▶ _WORK TO COMPLETE_
1. Reproduce the Montano extract word for word, from "Innocente Orlando Montano" up to and including "is too long.".
2. Using the Montano extract, state whether each statement agrees with it. Answer yes or no for each, and quote the deciding words from the text. (a) Montano pleaded guilty to three counts of immigration fraud. (b) The Government recommends a sentence of 60 months. (c) The expert witness counted 520 cases of torture.
3. Translate this sentence from the Montano extract into Spanish: "Since then the parties have been exchanging briefs on the appropriate sentence."

▶ _EXTRACT_
*****

Innocente Orlando Montano

In February 2012 the federal court in Massachusetts indicted Montano for perjury and lying to U.S. immigration officials in connection with his applications for Temporary Protected Status (TPS) in the U.S. under the previously cited criminal code provisions.

On September 13th he pleaded guilty to three counts of immigration fraud and three counts of perjury as a result of (a) his stating a false date of entry to the U.S. that qualified for TPS instead of his actual date of entry which did not so qualify and (b) his false statements to immigration officials that he had never served in a military unit, had never received military weapons training and had never been involved in persecution of others.

Since then the parties have been exchanging briefs on the appropriate sentence. The Government is recommending  one of 51 months while Montano argues that is too long.

The Government’s Sentencing Memorandum of January 8, 2013, makes an interesting and, in my opinion, compelling argument for its recommendation. Here are its main points:

  • During the Salvadoran civil war, Montano quickly rose to the highest echelon of its security forces, and the forces he commanded were responsible for death squad activities and numerous other human rights abuses. According to expert witness, Dr. Terry Karl, there were at least 1,169 such violations, including 65 extrajudicial killings, 51 disappearances and 520 cases of torture. His appointment as Vice Minister for Public Security coincided with “a strong resurgence [in such crimes] . . . aimed at prominent civilians and civilian groups.”
  • Before the November 1989 murder of the Jesuit priests, Montano was an active participant in trying to publicly discredit the priests, including his publicly calling Ignacio Ellacuria, the Jesuit Rector of the University of Central America (UCA), as one “fully identified with subversive movements.”

*****

▶ _PROVIDED MATERIAL_

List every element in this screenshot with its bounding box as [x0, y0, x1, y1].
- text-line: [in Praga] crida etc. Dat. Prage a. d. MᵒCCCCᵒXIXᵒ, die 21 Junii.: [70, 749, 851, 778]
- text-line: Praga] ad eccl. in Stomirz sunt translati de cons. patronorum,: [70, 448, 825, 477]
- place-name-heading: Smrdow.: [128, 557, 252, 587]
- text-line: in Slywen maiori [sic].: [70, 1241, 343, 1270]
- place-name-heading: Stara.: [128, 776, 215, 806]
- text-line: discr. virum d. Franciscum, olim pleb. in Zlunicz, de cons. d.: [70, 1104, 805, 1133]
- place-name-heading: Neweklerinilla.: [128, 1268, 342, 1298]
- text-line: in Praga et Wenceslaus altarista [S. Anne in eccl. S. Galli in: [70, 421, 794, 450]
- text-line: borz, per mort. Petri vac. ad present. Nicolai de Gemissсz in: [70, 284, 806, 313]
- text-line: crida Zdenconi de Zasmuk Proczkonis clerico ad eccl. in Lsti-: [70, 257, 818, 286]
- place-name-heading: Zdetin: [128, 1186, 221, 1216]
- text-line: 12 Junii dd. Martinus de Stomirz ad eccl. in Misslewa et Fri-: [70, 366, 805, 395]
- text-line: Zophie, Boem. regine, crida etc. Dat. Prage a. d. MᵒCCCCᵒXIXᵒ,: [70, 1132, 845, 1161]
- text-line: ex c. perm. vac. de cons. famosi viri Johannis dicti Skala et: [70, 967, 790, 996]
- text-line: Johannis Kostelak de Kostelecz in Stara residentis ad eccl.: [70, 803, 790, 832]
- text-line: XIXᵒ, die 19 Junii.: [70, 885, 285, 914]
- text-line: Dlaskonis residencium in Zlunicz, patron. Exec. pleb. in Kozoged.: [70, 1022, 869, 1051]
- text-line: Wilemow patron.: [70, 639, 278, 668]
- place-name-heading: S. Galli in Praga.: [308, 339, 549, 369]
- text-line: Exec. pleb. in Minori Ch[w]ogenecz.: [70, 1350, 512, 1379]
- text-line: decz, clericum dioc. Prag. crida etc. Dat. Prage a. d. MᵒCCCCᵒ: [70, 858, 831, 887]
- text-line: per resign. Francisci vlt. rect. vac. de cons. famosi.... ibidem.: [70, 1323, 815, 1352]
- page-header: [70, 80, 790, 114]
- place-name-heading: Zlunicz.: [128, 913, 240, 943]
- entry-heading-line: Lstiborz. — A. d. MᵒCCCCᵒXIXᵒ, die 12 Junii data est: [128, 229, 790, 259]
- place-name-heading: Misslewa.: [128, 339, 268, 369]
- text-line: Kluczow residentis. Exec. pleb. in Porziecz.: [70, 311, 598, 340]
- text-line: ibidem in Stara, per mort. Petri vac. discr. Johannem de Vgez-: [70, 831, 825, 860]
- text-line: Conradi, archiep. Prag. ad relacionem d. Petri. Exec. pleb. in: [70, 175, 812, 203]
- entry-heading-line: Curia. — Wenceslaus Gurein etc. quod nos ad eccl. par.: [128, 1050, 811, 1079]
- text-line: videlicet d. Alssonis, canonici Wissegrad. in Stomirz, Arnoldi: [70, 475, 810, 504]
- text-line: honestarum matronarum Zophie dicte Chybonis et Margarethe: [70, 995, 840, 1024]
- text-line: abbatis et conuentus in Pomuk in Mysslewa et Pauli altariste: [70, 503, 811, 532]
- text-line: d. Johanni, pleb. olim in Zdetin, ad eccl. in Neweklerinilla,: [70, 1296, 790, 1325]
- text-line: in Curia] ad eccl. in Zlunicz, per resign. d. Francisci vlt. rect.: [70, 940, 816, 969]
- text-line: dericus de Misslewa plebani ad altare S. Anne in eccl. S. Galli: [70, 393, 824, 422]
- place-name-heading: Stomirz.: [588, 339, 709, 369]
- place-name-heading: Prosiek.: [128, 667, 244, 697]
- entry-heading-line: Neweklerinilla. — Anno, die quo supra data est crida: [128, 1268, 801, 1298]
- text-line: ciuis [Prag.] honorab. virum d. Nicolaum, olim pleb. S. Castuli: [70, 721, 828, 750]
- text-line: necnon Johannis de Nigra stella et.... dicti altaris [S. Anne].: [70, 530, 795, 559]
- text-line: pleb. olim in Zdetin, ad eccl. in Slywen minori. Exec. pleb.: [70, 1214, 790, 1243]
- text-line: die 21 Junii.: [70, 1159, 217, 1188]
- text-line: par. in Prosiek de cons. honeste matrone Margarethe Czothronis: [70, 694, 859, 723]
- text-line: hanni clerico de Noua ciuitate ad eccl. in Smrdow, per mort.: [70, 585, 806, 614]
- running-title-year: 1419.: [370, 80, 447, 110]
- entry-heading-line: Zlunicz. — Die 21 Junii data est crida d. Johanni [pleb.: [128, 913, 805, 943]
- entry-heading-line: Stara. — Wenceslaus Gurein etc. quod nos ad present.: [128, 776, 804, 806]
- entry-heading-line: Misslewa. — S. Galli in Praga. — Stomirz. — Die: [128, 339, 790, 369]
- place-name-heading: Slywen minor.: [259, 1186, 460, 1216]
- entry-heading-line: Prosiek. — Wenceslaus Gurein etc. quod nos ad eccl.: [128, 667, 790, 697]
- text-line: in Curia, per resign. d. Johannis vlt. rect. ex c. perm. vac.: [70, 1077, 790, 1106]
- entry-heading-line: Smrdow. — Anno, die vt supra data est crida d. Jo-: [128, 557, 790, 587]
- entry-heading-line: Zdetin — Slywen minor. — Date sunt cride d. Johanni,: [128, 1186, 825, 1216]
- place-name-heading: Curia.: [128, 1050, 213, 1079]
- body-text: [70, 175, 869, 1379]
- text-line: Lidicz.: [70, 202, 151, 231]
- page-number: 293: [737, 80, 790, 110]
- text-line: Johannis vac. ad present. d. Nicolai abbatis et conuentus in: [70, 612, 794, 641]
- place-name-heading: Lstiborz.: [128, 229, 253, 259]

*****

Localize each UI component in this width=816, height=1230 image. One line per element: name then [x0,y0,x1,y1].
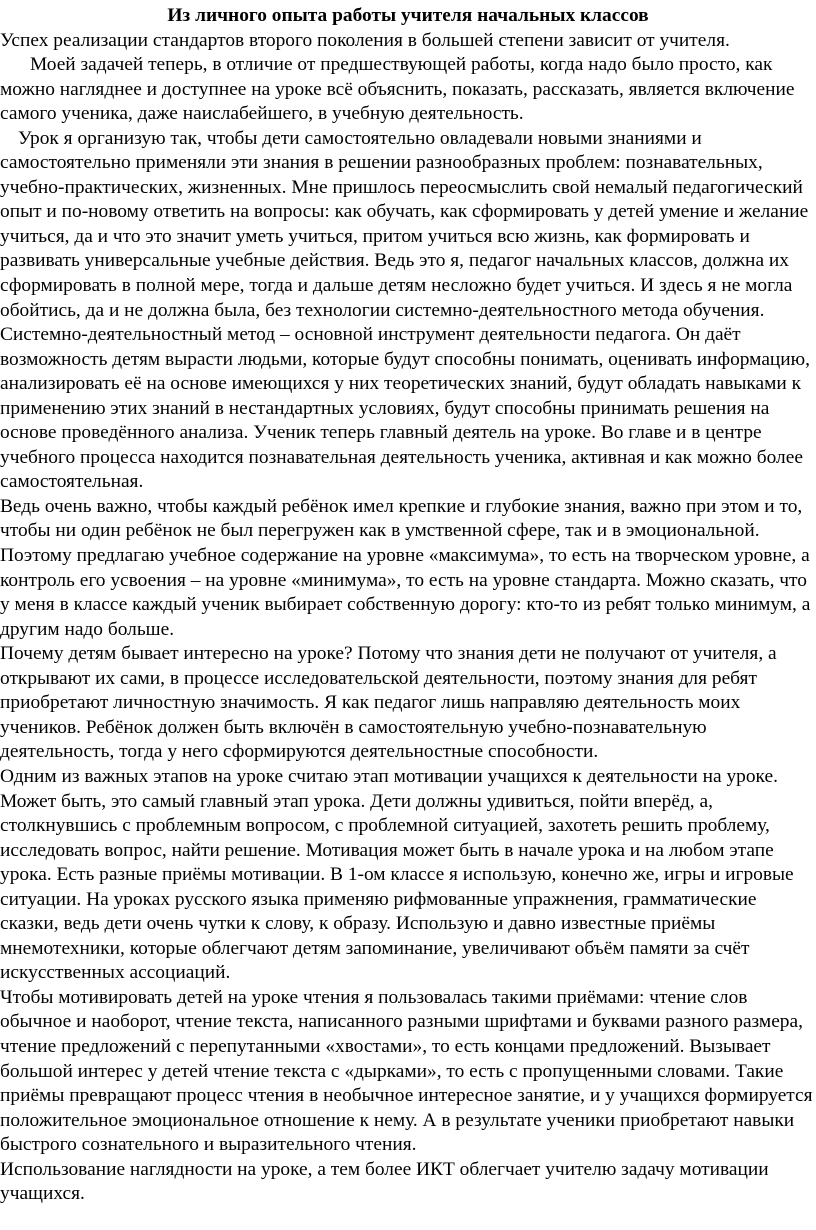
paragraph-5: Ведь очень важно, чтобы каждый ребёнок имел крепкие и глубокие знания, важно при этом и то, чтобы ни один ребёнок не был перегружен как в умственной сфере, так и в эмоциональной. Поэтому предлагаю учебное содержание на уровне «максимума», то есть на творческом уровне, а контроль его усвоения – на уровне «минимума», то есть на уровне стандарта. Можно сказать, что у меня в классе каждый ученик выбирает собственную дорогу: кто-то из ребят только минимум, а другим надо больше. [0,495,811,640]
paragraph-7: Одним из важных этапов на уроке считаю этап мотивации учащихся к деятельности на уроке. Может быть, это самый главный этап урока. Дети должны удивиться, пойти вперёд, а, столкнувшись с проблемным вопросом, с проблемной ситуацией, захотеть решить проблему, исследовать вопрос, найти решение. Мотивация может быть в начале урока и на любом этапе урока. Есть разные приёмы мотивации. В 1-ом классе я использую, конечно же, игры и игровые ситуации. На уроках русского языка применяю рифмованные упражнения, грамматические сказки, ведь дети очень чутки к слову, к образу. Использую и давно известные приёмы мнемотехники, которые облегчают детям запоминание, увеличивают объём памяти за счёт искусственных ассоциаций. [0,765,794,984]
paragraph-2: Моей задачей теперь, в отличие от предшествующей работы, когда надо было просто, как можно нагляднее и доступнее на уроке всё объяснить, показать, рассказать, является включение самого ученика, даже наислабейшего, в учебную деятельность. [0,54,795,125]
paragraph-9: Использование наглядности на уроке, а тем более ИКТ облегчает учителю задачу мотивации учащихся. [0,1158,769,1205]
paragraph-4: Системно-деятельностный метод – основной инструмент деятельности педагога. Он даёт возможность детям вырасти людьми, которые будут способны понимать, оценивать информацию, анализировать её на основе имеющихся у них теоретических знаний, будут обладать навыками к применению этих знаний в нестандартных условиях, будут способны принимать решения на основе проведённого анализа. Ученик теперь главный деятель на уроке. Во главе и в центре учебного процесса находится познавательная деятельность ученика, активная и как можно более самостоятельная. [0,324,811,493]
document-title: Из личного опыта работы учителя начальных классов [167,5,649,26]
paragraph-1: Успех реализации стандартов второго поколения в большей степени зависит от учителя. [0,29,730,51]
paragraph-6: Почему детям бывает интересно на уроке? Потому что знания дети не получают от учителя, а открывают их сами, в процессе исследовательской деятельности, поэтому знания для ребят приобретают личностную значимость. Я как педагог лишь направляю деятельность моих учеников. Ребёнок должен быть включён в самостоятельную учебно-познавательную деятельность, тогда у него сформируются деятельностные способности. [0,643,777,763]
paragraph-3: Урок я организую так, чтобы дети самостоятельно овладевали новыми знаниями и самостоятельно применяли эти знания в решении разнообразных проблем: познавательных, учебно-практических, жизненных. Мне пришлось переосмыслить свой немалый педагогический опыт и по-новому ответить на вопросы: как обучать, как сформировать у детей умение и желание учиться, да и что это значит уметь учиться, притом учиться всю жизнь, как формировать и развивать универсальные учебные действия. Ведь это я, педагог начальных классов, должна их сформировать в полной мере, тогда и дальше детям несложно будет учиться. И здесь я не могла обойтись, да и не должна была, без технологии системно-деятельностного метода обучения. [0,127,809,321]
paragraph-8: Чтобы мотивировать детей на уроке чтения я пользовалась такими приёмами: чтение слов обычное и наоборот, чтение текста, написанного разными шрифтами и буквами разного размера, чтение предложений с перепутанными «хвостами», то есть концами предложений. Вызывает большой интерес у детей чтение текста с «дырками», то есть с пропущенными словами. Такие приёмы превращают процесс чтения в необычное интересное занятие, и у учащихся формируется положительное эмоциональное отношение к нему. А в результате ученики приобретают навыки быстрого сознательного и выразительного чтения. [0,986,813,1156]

*****

▶ _REPLIES_
1.
Innocente Orlando Montano

In February 2012 the federal court in Massachusetts indicted Montano for perjury and lying to U.S. immigration officials in connection with his applications for Temporary Protected Status (TPS) in the U.S. under the previously cited criminal code provisions.

On September 13th he pleaded guilty to three counts of immigration fraud and three counts of perjury as a result of (a) his stating a false date of entry to the U.S. that qualified for TPS instead of his actual date of entry which did not so qualify and (b) his false statements to immigration officials that he had never served in a military unit, had never received military weapons training and had never been involved in persecution of others.

Since then the parties have been exchanging briefs on the appropriate sentence. The Government is recommending  one of 51 months while Montano argues that is too long.

2.
(a) Yes: "he pleaded guilty to three counts of immigration fraud and three counts of perjury"
(b) No: "one of 51 months"
(c) Yes: "520 cases of torture"

3. Desde entonces, las partes han estado intercambiando escritos sobre la pena adecuada.